══ Document extract ══
Surviving dreaded commute in NYC - A case study on Citi Bike and Ride-Sharing

Kathryn (Yanchen) Zhou and Larry (Yihao) Zhong

Data and Schema

Name: Citi Bike Trip Histories
Description: The dataset includes information about starting and ending dates/times, stations, user type and rideable type. The data was maintained by a group of interested private citizens.
Link to data: https://ride.citibikenyc.com/system-data
Range: 2019.02 to 2022.05
Schema from 2019.02 to 2021.01 (only includes the selected ones):
- tripduration, starttime, stoptime, start station latitude, start station longitude, end station latitude, end station longitude
Schema from 2021.02 to 2022.05 (only includes the selected ones):
- started_at, ended_at, start_lat, start_lng, end_lat, end_lng

data_ingest directory

DataIngest.sh file is placed under peel directory: project/input and it reads and unzips all the monthly citibike data from the citibike data website.
All the csv files are saved to peel directory: project/input and uploaded to hdfs directory: project/input.
Screenshots can be found under the screenshots/data_ingest folder.
═══
══ Entries supplied ══
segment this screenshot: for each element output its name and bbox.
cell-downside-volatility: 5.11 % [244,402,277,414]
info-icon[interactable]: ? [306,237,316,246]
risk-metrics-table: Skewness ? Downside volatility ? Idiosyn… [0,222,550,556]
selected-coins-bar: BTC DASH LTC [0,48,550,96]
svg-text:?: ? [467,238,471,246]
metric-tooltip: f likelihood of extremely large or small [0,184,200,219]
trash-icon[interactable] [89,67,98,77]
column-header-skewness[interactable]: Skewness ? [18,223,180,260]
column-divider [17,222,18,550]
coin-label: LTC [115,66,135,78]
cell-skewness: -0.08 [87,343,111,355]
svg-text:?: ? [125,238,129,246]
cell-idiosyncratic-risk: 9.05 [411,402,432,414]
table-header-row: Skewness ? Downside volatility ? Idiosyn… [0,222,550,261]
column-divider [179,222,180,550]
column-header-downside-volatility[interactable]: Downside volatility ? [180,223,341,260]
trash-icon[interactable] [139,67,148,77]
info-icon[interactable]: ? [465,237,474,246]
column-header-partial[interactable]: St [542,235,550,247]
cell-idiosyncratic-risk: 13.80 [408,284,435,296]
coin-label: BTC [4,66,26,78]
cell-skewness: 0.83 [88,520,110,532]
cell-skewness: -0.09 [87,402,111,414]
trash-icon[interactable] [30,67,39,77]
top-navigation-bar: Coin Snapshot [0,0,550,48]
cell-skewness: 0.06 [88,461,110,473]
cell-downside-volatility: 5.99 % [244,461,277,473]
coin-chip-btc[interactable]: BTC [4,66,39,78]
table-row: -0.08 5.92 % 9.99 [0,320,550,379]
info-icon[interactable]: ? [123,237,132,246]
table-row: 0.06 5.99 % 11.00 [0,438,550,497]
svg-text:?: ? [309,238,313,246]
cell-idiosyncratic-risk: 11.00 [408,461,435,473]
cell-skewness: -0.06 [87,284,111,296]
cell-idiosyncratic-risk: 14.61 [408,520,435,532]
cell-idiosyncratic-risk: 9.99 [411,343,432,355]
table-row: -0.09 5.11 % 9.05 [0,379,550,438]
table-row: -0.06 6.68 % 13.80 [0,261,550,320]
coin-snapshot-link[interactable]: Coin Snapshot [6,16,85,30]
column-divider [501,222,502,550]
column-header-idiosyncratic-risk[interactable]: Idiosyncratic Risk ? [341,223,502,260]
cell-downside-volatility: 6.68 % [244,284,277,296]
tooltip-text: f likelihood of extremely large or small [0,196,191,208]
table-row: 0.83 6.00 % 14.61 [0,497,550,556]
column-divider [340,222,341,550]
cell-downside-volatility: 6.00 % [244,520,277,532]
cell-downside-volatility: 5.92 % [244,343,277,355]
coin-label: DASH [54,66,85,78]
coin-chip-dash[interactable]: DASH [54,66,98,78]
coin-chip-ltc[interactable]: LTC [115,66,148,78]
═══
▸ Instructions:
1) Condense the paragraph of the Citi Bike case study that begins "Description: The dataset includes" into a short bulleted list that keeps its main facts.
2) Change "trash-icon" to "delete-icon" in the stretch of rows from the first row through the one containing "coin-snapshot-link[interactable]: Coin Snapshot", and give back only those rows with everything else unchanged.

▸ Responses in order:
1)
- Contents: starting and ending dates/times, stations, user type, and rideable type
- Maintained by a group of interested private citizens

2)
segment this screenshot: for each element output its name and bbox.
cell-downside-volatility: 5.11 % [244,402,277,414]
info-icon[interactable]: ? [306,237,316,246]
risk-metrics-table: Skewness ? Downside volatility ? Idiosyn… [0,222,550,556]
selected-coins-bar: BTC DASH LTC [0,48,550,96]
svg-text:?: ? [467,238,471,246]
metric-tooltip: f likelihood of extremely large or small [0,184,200,219]
delete-icon[interactable] [89,67,98,77]
column-header-skewness[interactable]: Skewness ? [18,223,180,260]
column-divider [17,222,18,550]
coin-label: LTC [115,66,135,78]
cell-skewness: -0.08 [87,343,111,355]
svg-text:?: ? [125,238,129,246]
cell-idiosyncratic-risk: 9.05 [411,402,432,414]
table-header-row: Skewness ? Downside volatility ? Idiosyn… [0,222,550,261]
column-divider [179,222,180,550]
column-header-downside-volatility[interactable]: Downside volatility ? [180,223,341,260]
delete-icon[interactable] [139,67,148,77]
info-icon[interactable]: ? [465,237,474,246]
column-header-partial[interactable]: St [542,235,550,247]
cell-idiosyncratic-risk: 13.80 [408,284,435,296]
coin-label: BTC [4,66,26,78]
cell-skewness: 0.83 [88,520,110,532]
cell-skewness: -0.09 [87,402,111,414]
delete-icon[interactable] [30,67,39,77]
top-navigation-bar: Coin Snapshot [0,0,550,48]
cell-skewness: 0.06 [88,461,110,473]
cell-downside-volatility: 5.99 % [244,461,277,473]
coin-chip-btc[interactable]: BTC [4,66,39,78]
table-row: -0.08 5.92 % 9.99 [0,320,550,379]
info-icon[interactable]: ? [123,237,132,246]
table-row: 0.06 5.99 % 11.00 [0,438,550,497]
svg-text:?: ? [309,238,313,246]
cell-idiosyncratic-risk: 11.00 [408,461,435,473]
cell-skewness: -0.06 [87,284,111,296]
cell-idiosyncratic-risk: 14.61 [408,520,435,532]
cell-idiosyncratic-risk: 9.99 [411,343,432,355]
table-row: -0.09 5.11 % 9.05 [0,379,550,438]
table-row: -0.06 6.68 % 13.80 [0,261,550,320]
coin-snapshot-link[interactable]: Coin Snapshot [6,16,85,30]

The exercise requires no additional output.